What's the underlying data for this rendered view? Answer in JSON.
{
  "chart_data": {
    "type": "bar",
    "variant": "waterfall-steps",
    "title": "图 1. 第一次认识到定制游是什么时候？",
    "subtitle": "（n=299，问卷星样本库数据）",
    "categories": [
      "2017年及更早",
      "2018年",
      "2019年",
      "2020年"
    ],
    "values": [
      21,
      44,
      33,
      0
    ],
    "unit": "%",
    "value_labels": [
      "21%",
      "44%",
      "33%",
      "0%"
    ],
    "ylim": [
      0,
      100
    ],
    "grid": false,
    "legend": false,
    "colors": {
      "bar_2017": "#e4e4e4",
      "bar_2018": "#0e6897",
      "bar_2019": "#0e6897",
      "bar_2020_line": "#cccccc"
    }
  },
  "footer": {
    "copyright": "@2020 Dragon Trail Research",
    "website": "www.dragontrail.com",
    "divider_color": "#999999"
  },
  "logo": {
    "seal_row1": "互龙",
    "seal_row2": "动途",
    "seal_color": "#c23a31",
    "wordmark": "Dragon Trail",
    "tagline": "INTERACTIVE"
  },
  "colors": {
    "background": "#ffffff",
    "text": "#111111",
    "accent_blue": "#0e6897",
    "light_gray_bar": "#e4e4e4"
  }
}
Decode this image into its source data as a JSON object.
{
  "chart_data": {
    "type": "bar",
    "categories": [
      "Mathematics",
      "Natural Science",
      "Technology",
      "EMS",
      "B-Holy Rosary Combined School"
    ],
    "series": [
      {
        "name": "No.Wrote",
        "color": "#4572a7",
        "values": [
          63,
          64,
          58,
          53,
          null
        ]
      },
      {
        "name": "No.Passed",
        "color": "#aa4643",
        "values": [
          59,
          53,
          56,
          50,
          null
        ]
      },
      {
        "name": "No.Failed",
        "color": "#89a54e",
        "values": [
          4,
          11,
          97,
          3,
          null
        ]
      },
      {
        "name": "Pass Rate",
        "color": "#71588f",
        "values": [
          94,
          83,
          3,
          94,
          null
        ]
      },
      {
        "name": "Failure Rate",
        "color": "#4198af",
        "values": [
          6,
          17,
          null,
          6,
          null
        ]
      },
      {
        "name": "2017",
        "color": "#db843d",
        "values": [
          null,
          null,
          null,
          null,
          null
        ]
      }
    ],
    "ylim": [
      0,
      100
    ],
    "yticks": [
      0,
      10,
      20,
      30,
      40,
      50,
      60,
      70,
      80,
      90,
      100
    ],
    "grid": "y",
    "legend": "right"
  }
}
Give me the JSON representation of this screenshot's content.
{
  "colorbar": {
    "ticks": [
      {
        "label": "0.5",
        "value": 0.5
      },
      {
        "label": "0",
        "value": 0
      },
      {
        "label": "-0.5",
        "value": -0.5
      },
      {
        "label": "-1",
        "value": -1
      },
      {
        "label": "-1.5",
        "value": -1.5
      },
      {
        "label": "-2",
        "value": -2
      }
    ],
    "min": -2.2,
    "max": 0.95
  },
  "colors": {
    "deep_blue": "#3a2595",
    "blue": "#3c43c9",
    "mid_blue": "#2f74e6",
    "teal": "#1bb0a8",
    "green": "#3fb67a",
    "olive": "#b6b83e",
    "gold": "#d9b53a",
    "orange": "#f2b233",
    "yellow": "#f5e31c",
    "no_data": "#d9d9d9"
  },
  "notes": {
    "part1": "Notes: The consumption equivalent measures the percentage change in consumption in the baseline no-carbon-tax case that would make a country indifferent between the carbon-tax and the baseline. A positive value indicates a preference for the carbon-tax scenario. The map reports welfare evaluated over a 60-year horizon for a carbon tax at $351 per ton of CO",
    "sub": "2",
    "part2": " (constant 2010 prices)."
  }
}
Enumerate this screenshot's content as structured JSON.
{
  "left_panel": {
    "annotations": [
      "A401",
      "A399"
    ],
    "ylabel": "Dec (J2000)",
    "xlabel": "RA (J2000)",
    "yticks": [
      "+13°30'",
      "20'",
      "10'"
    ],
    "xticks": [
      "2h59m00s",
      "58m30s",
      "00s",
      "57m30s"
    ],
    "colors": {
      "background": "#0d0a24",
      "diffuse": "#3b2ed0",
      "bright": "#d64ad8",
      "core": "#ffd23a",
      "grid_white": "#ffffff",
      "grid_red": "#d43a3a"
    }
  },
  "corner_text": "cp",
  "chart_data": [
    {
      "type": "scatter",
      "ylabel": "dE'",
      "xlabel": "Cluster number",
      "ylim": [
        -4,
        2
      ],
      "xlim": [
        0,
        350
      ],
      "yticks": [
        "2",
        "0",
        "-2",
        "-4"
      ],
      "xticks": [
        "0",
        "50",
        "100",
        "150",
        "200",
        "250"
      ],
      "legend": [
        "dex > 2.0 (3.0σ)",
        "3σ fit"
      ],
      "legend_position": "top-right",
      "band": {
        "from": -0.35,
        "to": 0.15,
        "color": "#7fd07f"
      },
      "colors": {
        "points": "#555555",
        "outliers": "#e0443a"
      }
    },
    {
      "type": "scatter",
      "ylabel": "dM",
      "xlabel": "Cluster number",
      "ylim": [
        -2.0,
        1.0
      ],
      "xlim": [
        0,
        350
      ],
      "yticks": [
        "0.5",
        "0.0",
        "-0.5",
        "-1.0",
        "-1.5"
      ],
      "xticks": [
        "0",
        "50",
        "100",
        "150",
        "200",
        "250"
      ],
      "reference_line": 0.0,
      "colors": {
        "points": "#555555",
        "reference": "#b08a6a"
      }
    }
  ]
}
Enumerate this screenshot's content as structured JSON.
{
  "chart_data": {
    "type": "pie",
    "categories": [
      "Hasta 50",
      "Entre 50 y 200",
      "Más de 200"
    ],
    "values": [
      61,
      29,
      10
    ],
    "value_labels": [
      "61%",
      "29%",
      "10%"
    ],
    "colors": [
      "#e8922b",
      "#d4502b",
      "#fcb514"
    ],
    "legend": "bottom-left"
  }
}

==============================

**What you should do:** Gather up the lines containing the word "this" from these records and copy them.

**Worked answer:**
What's the underlying data for this rendered view? Answer in JSON.
Decode this image into its source data as a JSON object.
Give me the JSON representation of this screenshot's content.
Enumerate this screenshot's content as structured JSON.
Enumerate this screenshot's content as structured JSON.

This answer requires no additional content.